> [Exercise data]
· · · · · · ·

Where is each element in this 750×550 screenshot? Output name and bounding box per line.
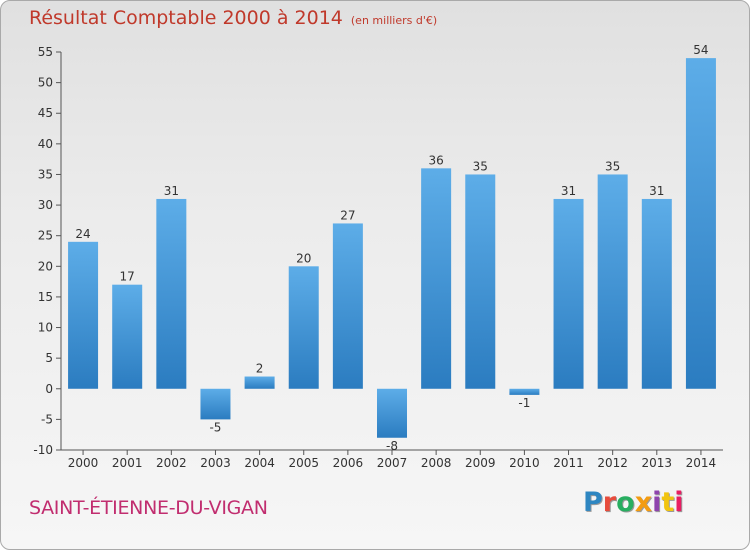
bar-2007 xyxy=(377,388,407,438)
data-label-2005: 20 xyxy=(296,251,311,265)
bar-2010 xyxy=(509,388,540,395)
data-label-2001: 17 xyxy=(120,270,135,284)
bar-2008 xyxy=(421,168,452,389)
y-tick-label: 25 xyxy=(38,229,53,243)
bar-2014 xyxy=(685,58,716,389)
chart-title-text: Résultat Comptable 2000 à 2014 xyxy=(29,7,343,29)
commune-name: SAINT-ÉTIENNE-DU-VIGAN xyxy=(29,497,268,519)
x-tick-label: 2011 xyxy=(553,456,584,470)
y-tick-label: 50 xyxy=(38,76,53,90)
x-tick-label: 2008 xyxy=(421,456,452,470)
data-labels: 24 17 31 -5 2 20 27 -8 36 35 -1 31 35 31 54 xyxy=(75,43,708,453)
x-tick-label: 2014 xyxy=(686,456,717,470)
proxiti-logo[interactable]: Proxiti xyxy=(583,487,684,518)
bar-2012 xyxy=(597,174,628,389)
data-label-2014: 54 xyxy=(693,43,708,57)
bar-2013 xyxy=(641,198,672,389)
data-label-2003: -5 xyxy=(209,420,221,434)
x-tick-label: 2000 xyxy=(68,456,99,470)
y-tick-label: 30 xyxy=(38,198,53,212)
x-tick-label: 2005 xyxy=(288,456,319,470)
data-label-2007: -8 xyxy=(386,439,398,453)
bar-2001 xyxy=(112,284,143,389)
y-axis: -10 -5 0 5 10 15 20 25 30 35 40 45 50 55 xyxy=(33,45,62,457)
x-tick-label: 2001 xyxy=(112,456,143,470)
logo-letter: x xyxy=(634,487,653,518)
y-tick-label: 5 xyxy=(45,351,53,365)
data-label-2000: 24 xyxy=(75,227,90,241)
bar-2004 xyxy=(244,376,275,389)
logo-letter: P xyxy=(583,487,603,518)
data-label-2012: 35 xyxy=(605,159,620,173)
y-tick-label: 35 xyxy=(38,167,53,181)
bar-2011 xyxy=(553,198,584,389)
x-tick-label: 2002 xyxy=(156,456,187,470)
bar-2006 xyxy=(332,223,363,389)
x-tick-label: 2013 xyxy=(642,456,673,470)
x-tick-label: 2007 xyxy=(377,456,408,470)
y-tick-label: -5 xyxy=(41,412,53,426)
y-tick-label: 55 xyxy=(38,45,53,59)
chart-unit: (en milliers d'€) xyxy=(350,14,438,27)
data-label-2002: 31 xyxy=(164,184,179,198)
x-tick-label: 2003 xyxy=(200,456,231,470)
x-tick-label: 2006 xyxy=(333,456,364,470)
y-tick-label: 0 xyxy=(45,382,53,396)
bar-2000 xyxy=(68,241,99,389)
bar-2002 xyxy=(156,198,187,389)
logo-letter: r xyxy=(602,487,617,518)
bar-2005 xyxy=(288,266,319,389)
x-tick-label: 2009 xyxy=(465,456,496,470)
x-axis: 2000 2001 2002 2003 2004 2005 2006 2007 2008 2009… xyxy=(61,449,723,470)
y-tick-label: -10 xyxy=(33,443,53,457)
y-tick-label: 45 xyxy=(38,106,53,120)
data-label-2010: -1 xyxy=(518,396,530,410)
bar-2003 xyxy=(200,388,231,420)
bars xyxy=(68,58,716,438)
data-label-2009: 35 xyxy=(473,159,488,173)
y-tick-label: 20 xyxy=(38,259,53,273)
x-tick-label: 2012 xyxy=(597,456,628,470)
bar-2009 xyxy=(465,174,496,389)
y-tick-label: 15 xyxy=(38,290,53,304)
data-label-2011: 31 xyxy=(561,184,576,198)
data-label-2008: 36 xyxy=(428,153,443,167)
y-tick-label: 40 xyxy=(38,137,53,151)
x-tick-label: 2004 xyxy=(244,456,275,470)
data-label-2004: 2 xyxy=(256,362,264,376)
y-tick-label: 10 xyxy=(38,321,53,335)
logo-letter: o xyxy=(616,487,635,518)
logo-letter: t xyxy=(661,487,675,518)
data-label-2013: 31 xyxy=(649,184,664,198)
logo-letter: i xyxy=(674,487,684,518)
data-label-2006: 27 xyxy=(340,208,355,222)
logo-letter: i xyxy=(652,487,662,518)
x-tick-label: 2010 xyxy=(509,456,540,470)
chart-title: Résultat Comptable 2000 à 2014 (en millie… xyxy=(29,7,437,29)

· · · · · · ·

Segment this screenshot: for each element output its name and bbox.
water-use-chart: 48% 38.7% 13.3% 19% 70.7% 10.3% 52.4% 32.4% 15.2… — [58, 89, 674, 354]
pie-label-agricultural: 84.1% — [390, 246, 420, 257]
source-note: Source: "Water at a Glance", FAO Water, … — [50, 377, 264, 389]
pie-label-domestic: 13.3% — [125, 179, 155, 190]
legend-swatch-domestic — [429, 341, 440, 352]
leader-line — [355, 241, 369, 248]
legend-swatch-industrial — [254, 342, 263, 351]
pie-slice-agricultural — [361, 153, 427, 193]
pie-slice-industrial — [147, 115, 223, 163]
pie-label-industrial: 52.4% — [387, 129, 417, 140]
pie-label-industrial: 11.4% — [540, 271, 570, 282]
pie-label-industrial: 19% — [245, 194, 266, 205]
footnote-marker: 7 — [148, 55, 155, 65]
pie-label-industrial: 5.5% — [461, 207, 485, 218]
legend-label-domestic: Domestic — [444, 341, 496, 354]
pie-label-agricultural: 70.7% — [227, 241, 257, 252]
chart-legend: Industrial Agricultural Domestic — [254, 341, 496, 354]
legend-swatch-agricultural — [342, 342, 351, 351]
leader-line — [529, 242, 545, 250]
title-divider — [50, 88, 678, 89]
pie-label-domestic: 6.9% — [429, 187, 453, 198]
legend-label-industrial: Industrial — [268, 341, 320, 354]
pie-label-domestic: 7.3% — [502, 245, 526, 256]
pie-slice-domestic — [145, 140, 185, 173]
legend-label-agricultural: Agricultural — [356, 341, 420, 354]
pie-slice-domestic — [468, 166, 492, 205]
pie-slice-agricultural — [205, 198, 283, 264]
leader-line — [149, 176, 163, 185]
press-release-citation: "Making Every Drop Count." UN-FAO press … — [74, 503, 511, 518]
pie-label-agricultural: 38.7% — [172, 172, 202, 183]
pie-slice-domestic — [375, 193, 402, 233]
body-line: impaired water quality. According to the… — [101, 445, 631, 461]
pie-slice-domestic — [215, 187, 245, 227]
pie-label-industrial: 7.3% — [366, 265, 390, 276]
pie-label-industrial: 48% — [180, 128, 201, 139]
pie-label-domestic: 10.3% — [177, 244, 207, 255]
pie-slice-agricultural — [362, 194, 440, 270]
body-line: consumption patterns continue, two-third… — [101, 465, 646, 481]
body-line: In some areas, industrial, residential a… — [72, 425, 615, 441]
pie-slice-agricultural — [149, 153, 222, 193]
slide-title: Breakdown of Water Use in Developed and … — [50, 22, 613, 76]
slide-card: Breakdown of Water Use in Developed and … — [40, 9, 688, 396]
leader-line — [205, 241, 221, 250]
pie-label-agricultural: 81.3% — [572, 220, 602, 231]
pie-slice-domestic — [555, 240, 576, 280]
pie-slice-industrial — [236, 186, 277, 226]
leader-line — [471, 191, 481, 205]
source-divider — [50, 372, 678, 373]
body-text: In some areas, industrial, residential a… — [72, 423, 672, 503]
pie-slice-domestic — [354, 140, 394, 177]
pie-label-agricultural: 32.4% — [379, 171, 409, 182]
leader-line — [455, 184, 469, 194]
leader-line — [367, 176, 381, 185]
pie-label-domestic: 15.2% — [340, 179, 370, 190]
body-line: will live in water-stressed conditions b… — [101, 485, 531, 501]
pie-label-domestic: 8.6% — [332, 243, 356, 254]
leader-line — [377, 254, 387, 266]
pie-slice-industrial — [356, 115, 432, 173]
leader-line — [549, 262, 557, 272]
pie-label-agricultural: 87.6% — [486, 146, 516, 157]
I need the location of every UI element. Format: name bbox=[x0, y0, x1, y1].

· · · · · · ·

> [Written exercise] Output each line from the line with "Segment this screenshot: for" to the line with "leader-line — [355, 241, 369, 248]" as a Markdown table with the columns Row and Line, leaving out any blank lines.

> [Exercise output]
| Row | Line |
|---|---|
| 1 | Segment this screenshot: for each element output its name and bbox. |
| 2 | water-use-chart: 48% 38.7% 13.3% 19% 70.7% 10.3% 52.4% 32.4% 15.2… — [58, 89, 674, 354] |
| 3 | pie-label-agricultural: 84.1% — [390, 246, 420, 257] |
| 4 | source-note: Source: "Water at a Glance", FAO Water, … — [50, 377, 264, 389] |
| 5 | pie-label-domestic: 13.3% — [125, 179, 155, 190] |
| 6 | legend-swatch-domestic — [429, 341, 440, 352] |
| 7 | leader-line — [355, 241, 369, 248] |